▶ [Data records]:
※ ※ ※
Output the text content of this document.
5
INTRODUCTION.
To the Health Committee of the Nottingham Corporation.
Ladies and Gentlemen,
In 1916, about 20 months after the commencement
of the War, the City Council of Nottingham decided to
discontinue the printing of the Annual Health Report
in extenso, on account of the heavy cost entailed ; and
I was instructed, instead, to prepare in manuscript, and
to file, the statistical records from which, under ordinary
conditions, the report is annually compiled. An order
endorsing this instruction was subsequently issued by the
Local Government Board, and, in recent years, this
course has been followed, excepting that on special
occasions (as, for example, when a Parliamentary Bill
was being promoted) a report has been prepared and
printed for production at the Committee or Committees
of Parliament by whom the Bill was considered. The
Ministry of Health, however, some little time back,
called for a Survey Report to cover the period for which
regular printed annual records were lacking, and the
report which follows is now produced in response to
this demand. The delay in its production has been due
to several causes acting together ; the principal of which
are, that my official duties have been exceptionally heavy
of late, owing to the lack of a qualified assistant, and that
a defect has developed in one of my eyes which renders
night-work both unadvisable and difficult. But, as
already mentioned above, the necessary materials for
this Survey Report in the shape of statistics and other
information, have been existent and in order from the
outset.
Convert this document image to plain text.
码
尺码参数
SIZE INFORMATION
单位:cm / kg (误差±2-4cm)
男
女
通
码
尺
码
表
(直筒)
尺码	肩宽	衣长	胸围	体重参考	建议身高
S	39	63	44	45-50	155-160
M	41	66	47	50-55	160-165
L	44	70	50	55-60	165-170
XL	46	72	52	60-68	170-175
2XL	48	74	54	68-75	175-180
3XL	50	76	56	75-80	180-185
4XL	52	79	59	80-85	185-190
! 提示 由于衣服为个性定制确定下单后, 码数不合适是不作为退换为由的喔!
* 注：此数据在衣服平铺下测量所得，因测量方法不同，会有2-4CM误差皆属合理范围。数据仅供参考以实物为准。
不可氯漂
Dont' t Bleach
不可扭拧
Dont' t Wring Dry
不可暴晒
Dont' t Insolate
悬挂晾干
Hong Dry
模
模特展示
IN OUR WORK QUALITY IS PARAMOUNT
※ ※ ※
Word for word, quote the lines from the line containing "Convert this document image to plain text." through the end of the material, both included, and nothing else.

Convert this document image to plain text.
码
尺码参数
SIZE INFORMATION
单位:cm / kg (误差±2-4cm)
男
女
通
码
尺
码
表
(直筒)
尺码	肩宽	衣长	胸围	体重参考	建议身高
S	39	63	44	45-50	155-160
M	41	66	47	50-55	160-165
L	44	70	50	55-60	165-170
XL	46	72	52	60-68	170-175
2XL	48	74	54	68-75	175-180
3XL	50	76	56	75-80	180-185
4XL	52	79	59	80-85	185-190
! 提示 由于衣服为个性定制确定下单后, 码数不合适是不作为退换为由的喔!
* 注：此数据在衣服平铺下测量所得，因测量方法不同，会有2-4CM误差皆属合理范围。数据仅供参考以实物为准。
不可氯漂
Dont' t Bleach
不可扭拧
Dont' t Wring Dry
不可暴晒
Dont' t Insolate
悬挂晾干
Hong Dry
模
模特展示
IN OUR WORK QUALITY IS PARAMOUNT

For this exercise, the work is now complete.